— Begin Document extract —

Innovation in America: How Our Education System Hampers Creativity
I outlined it in a previous post: America has an innovation problem. Once regarded as a nation of innovators and entrepreneurial spirits, the United States are on track to fall behind nations like China and Japan on metrics like R&D spending and technology innovation. But the problems with innovatio
I outlined it in a previous post: America has an innovation problem. Once regarded as a nation of innovators and entrepreneurial spirits, the United States are on track to fall behind nations like China and Japan on metrics like R&D spending and technology innovation. But the problems with innovation in America begin much earlier, in our education system.
The Dangers of Standardized Tests
It’s an issue that affects the entire public education system, and has been in the news quite a bit recently: standardized testing. First instituted as a measure to hold individual schools accountable for their students' performance during the 1950s, these tests have long drawn the ire of critics who are worried about their impact on children's learning habits and development.
Education expert W. James Popham points out one particularly troubling side effect of standardized tests. In his landmark article “Why Standardized Tests Don't Measure Educational Quality,” he points out that
Standardized achievement tests often need to accomplish their measurement mission with a much smaller collection of test items than might otherwise be employed if testing time were not an issue. […] Frequently, such tests try to do their assessment job with only 40 to 50 items in a subject field—sometimes fewer.
In other words, it is simply impossible for a standardized test to cover the entirety of a subject at any level, be it math, English, or science. As a result, standardized tests get narrowed down to comply with a tight time frame.
And despite the fact that standardized tests can only realistically measure a narrow slice of a student’s overall learning, they’re used as the ultimate yardstick – which informs instruction, and consequently narrows it. Educators know how much their schools' budgets, and therefore their own salaries, depend on their students' performance on standardized tests, thanks to regulations like No Child Left Behind and, more recently, the Common Core and Race to the Top. As a result, they adjust their curricula to teach students precisely what they need to know to do well on a test.
With all this focus on testing, important, intangible skills that can't make it onto the test but are crucial for innovation – creative problem solving by finding your own solution to a math problem, drawing connections between disparate subjects and ideas – disappear from the curriculum. In his book The Case Against Standardized Testing, Alfie Kohl emphasizes the dangers of this disappearing act, noting that it leads to superficial thinking rather than deep learning.
Testing takes up all the educational oxygen, leaving no room for skills that turn students into creative innovators
Phil McKinney
Thinking Outside the Multiple Choice Bubble
Kohl's argument is relatively simple: by emphasizing standardized tests, we essentially tell students in their formative years that they should learn about state capitals, multiplication, and Abraham Lincoln not because they matter to our lives, but because they'll be on the test. After the test is done, they may as well forget about them again.

— End Document extract —
— Begin Material shown —

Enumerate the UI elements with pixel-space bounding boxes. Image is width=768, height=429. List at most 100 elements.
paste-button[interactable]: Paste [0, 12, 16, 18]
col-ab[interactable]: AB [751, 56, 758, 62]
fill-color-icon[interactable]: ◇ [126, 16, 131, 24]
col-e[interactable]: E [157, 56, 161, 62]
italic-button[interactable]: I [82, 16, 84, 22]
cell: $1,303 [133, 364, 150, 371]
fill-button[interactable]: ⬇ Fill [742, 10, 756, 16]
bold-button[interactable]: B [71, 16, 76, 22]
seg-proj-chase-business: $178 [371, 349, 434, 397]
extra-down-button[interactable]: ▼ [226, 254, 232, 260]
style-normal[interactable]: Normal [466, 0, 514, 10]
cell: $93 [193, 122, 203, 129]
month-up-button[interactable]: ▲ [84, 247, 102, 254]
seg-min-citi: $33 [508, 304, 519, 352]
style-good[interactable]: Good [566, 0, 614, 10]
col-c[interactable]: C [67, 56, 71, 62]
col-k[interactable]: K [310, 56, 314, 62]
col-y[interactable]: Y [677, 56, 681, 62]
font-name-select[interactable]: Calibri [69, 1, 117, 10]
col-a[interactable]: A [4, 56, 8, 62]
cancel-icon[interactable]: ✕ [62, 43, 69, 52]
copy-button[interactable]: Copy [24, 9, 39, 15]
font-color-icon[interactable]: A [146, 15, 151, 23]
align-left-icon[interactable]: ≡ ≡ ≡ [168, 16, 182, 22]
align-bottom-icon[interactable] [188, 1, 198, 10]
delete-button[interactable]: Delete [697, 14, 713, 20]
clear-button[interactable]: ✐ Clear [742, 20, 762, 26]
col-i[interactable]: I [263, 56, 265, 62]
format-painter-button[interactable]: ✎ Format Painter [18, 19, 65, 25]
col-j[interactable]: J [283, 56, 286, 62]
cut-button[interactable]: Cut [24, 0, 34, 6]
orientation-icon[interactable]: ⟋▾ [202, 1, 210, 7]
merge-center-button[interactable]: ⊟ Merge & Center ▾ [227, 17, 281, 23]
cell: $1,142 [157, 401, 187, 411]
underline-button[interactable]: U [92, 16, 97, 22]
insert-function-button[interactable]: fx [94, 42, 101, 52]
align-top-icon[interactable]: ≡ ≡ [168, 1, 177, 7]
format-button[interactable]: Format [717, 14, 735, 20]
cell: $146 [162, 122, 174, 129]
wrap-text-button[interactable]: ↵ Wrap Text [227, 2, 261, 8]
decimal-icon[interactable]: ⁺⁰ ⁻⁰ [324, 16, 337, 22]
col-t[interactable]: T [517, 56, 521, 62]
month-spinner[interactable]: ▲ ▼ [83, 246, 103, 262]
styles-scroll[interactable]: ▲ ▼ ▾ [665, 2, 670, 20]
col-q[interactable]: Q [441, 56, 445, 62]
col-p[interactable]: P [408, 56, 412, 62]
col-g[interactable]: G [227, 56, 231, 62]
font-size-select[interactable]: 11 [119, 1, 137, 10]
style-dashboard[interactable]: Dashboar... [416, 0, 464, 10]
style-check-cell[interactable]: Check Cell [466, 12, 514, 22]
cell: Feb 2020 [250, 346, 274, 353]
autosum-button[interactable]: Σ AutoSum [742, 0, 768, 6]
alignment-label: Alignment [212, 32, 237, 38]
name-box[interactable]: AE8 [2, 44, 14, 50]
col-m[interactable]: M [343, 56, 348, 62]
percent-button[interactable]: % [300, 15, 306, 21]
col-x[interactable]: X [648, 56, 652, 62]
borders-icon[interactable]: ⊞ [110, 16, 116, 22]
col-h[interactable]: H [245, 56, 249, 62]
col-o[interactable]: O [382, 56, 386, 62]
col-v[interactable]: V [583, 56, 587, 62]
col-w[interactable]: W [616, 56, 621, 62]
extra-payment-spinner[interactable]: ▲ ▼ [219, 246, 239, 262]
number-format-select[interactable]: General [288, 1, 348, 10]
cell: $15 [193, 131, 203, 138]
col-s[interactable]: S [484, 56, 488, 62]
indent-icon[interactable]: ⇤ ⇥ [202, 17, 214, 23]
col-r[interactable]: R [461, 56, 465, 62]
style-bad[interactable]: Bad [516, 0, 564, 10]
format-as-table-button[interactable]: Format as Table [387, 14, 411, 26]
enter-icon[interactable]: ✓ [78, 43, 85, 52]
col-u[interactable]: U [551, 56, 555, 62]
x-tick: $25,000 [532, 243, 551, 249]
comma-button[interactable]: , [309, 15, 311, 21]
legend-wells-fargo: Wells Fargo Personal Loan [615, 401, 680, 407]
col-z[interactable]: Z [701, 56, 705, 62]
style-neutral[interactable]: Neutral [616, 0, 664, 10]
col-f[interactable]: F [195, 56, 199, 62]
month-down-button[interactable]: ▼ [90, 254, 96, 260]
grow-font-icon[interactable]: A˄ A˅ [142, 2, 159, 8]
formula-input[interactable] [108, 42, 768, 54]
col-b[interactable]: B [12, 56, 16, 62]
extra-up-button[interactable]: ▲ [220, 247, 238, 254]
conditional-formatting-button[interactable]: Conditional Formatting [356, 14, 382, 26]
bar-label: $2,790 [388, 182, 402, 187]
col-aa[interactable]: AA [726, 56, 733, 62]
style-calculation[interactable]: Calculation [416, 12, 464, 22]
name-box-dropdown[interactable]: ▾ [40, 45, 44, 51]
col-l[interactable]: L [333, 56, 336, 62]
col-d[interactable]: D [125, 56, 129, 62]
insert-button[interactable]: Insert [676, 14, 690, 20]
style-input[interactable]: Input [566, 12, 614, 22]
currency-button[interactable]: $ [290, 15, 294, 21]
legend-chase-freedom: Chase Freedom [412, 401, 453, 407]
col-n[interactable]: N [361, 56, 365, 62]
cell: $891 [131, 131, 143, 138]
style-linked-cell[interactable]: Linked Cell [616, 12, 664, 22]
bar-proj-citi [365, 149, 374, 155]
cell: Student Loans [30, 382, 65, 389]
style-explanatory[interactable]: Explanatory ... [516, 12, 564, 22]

— End Material shown —

◆ **The tasks**
1 > Answer these questions about the essay on innovation and education:
(a) According to the quoted passage from Popham's article, how many items do standardized tests frequently use in a subject field?
(b) During what decade were standardized tests first instituted to hold schools accountable?
(c) What is the title of Alfie Kohl's book?
2 > Return the entries unchanged, starting at their first line and ending at the line that contains "wrap-text-button[interactable]: ↵ Wrap", with both of those lines included.
The text and the entries come from unrelated sources.

◆ **Solutions to each task**
1 >
(a) Only 40 to 50 items, sometimes fewer.
(b) The 1950s.
(c) The Case Against Standardized Testing.

2 >
Enumerate the UI elements with pixel-space bounding boxes. Image is width=768, height=429. List at most 100 elements.
paste-button[interactable]: Paste [0, 12, 16, 18]
col-ab[interactable]: AB [751, 56, 758, 62]
fill-color-icon[interactable]: ◇ [126, 16, 131, 24]
col-e[interactable]: E [157, 56, 161, 62]
italic-button[interactable]: I [82, 16, 84, 22]
cell: $1,303 [133, 364, 150, 371]
fill-button[interactable]: ⬇ Fill [742, 10, 756, 16]
bold-button[interactable]: B [71, 16, 76, 22]
seg-proj-chase-business: $178 [371, 349, 434, 397]
extra-down-button[interactable]: ▼ [226, 254, 232, 260]
style-normal[interactable]: Normal [466, 0, 514, 10]
cell: $93 [193, 122, 203, 129]
month-up-button[interactable]: ▲ [84, 247, 102, 254]
seg-min-citi: $33 [508, 304, 519, 352]
style-good[interactable]: Good [566, 0, 614, 10]
col-c[interactable]: C [67, 56, 71, 62]
col-k[interactable]: K [310, 56, 314, 62]
col-y[interactable]: Y [677, 56, 681, 62]
font-name-select[interactable]: Calibri [69, 1, 117, 10]
col-a[interactable]: A [4, 56, 8, 62]
cancel-icon[interactable]: ✕ [62, 43, 69, 52]
copy-button[interactable]: Copy [24, 9, 39, 15]
font-color-icon[interactable]: A [146, 15, 151, 23]
align-left-icon[interactable]: ≡ ≡ ≡ [168, 16, 182, 22]
align-bottom-icon[interactable] [188, 1, 198, 10]
delete-button[interactable]: Delete [697, 14, 713, 20]
clear-button[interactable]: ✐ Clear [742, 20, 762, 26]
col-i[interactable]: I [263, 56, 265, 62]
format-painter-button[interactable]: ✎ Format Painter [18, 19, 65, 25]
col-j[interactable]: J [283, 56, 286, 62]
cut-button[interactable]: Cut [24, 0, 34, 6]
orientation-icon[interactable]: ⟋▾ [202, 1, 210, 7]
merge-center-button[interactable]: ⊟ Merge & Center ▾ [227, 17, 281, 23]
cell: $1,142 [157, 401, 187, 411]
underline-button[interactable]: U [92, 16, 97, 22]
insert-function-button[interactable]: fx [94, 42, 101, 52]
align-top-icon[interactable]: ≡ ≡ [168, 1, 177, 7]
format-button[interactable]: Format [717, 14, 735, 20]
cell: $146 [162, 122, 174, 129]
wrap-text-button[interactable]: ↵ Wrap Text [227, 2, 261, 8]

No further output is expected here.